• _Directive_
Return all lines below containing the word "this".

• _Given records_

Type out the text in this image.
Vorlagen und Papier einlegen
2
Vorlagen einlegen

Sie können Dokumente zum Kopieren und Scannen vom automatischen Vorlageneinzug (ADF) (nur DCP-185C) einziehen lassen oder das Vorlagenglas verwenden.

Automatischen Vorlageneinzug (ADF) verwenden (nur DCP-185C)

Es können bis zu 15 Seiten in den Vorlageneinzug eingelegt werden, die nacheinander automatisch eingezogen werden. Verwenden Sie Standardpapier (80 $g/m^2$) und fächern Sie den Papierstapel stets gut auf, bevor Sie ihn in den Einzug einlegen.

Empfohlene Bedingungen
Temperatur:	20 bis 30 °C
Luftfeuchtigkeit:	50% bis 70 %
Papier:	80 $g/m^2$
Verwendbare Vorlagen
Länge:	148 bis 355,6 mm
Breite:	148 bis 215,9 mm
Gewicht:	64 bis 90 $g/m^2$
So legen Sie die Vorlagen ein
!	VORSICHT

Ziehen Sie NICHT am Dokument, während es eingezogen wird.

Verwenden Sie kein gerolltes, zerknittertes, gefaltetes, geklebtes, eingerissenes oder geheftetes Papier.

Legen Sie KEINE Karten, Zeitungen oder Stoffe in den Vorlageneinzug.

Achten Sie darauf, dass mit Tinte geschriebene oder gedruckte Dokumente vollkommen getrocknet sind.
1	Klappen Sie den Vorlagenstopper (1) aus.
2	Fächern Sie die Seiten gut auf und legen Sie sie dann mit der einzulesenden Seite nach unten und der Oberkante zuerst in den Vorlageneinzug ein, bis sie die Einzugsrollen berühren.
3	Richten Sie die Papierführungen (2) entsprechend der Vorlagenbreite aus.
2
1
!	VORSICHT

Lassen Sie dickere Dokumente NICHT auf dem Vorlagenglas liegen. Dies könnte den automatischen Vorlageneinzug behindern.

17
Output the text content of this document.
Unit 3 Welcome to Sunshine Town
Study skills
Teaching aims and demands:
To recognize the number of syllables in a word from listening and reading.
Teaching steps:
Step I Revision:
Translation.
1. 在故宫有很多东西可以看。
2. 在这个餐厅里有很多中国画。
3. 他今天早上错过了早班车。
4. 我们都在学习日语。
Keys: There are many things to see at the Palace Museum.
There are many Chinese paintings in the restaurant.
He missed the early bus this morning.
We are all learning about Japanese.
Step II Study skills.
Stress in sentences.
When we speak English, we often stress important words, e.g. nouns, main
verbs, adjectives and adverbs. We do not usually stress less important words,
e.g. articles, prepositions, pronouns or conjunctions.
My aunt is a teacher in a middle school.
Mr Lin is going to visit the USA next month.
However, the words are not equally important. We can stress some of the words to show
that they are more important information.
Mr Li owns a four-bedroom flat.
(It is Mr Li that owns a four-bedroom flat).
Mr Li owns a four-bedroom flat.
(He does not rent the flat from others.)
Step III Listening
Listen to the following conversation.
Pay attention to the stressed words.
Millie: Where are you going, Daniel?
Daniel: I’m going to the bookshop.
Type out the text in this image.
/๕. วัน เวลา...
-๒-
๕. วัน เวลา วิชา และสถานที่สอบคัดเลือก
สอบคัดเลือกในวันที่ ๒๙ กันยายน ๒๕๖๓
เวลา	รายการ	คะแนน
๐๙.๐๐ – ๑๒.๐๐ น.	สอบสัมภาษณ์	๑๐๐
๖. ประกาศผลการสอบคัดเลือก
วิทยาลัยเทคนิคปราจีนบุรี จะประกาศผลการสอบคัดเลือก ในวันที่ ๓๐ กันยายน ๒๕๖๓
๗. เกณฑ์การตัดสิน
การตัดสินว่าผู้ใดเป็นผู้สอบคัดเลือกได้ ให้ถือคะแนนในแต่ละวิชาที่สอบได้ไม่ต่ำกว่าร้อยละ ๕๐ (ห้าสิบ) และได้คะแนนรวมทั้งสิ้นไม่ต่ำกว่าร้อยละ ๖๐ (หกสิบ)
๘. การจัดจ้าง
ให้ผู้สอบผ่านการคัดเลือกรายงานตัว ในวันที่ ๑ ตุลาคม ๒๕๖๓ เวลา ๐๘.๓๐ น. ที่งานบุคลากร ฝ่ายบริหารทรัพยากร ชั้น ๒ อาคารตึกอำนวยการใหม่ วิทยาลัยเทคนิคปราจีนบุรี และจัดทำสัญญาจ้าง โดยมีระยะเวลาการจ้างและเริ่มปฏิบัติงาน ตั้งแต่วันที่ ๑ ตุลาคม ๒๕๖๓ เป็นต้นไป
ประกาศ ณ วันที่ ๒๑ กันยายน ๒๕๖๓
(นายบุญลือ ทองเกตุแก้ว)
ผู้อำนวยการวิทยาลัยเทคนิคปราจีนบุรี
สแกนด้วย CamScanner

• _Answer in full_
Type out the text in this image.
Output the text content of this document.
He missed the early bus this morning.
Type out the text in this image.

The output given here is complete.